_DATA_
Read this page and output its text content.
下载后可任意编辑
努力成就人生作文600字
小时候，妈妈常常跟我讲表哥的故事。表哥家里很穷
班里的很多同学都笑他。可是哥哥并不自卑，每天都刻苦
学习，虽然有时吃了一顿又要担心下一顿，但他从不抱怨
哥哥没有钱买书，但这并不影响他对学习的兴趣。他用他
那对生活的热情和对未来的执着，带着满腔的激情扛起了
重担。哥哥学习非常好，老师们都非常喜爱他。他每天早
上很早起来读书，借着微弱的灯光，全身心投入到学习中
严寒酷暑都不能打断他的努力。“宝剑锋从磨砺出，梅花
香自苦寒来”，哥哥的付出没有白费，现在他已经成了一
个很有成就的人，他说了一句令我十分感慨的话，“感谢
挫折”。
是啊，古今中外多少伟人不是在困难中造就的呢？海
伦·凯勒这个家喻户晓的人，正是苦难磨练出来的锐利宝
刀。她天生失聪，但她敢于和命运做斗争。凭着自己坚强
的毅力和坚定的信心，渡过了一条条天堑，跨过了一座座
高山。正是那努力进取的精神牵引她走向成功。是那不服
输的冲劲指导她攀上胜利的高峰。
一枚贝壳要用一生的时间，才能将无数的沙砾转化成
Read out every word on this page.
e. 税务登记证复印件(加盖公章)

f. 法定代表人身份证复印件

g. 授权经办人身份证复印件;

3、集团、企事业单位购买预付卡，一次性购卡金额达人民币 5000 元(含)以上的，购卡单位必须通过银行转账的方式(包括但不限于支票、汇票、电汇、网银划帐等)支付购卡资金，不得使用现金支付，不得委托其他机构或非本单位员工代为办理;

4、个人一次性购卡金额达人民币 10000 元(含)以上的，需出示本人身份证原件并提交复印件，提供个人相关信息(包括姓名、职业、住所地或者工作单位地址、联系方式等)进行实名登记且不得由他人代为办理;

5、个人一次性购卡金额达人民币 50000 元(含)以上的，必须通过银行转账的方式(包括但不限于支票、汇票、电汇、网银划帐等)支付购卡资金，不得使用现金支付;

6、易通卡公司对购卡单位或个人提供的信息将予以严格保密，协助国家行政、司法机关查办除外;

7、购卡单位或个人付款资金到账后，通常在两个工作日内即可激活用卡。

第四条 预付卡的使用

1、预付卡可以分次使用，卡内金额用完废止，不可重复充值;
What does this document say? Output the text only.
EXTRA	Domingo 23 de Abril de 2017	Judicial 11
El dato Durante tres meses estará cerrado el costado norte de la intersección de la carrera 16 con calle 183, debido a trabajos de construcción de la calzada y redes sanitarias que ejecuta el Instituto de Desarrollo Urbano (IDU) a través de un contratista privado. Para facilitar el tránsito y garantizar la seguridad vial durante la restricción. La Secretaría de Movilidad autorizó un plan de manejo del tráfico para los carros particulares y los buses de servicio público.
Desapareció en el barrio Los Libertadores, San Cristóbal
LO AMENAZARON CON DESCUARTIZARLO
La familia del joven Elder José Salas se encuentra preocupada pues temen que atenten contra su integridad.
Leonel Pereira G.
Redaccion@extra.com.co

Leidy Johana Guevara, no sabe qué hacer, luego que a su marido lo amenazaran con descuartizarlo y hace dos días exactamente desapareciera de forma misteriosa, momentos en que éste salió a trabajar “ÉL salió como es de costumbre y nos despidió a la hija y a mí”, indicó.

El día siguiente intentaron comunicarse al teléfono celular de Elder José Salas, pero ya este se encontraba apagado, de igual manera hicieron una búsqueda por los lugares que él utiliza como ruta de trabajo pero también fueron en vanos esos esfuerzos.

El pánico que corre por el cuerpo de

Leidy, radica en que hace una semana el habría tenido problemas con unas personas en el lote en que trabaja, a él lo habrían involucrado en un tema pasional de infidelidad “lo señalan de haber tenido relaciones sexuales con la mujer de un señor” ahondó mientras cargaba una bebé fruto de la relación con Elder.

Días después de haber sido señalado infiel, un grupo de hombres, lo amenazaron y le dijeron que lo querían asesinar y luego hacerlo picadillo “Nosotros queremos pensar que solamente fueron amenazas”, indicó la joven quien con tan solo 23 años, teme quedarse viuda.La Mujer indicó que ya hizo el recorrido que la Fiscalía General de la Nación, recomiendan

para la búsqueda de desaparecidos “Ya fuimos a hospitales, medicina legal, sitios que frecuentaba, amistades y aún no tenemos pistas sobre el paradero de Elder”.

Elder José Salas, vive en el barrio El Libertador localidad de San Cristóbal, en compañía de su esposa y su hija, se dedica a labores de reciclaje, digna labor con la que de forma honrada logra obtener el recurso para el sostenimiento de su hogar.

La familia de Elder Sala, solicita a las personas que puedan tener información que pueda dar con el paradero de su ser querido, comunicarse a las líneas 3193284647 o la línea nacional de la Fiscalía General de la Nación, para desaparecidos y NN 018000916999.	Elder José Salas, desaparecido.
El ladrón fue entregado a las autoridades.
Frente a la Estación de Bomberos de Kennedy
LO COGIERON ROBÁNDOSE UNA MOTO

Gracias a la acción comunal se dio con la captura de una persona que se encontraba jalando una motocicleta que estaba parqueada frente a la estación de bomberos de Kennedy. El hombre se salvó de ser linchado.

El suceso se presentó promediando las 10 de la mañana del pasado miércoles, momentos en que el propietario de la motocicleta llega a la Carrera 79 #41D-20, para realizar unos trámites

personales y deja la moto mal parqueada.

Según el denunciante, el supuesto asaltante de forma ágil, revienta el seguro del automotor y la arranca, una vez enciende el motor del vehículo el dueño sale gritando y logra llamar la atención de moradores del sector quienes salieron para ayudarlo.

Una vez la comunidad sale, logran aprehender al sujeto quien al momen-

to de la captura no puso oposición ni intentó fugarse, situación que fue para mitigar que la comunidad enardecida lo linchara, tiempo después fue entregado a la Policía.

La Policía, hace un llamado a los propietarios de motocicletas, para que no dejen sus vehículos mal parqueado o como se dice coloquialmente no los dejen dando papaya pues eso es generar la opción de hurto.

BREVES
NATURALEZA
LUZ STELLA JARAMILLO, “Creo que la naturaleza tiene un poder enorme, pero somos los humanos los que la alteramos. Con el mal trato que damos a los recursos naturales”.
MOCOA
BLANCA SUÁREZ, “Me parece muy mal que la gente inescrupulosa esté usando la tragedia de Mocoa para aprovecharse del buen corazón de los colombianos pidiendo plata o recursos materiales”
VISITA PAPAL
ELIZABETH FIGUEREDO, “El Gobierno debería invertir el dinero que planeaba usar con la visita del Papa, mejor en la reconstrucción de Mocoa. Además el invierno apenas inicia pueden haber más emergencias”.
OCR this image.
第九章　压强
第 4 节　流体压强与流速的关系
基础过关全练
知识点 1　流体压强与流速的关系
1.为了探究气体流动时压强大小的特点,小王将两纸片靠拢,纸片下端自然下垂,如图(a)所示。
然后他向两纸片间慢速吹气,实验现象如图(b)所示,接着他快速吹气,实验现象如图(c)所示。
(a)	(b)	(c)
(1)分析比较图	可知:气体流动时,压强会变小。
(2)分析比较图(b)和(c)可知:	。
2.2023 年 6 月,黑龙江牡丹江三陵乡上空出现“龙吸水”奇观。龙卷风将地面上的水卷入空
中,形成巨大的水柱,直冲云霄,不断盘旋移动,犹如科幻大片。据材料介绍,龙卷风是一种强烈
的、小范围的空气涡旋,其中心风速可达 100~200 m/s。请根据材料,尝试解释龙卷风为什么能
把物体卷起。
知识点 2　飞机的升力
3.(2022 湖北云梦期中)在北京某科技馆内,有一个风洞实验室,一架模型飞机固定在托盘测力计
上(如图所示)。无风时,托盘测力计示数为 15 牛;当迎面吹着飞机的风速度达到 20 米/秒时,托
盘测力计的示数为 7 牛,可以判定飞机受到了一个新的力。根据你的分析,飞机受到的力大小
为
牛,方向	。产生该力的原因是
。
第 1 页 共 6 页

_GIVEN TASK_
Identify the lines that hold the word "支付购卡资金". Copy every one of them.

_TASK RESULT_
3、集团、企事业单位购买预付卡，一次性购卡金额达人民币 5000 元(含)以上的，购卡单位必须通过银行转账的方式(包括但不限于支票、汇票、电汇、网银划帐等)支付购卡资金，不得使用现金支付，不得委托其他机构或非本单位员工代为办理;
5、个人一次性购卡金额达人民币 50000 元(含)以上的，必须通过银行转账的方式(包括但不限于支票、汇票、电汇、网银划帐等)支付购卡资金，不得使用现金支付;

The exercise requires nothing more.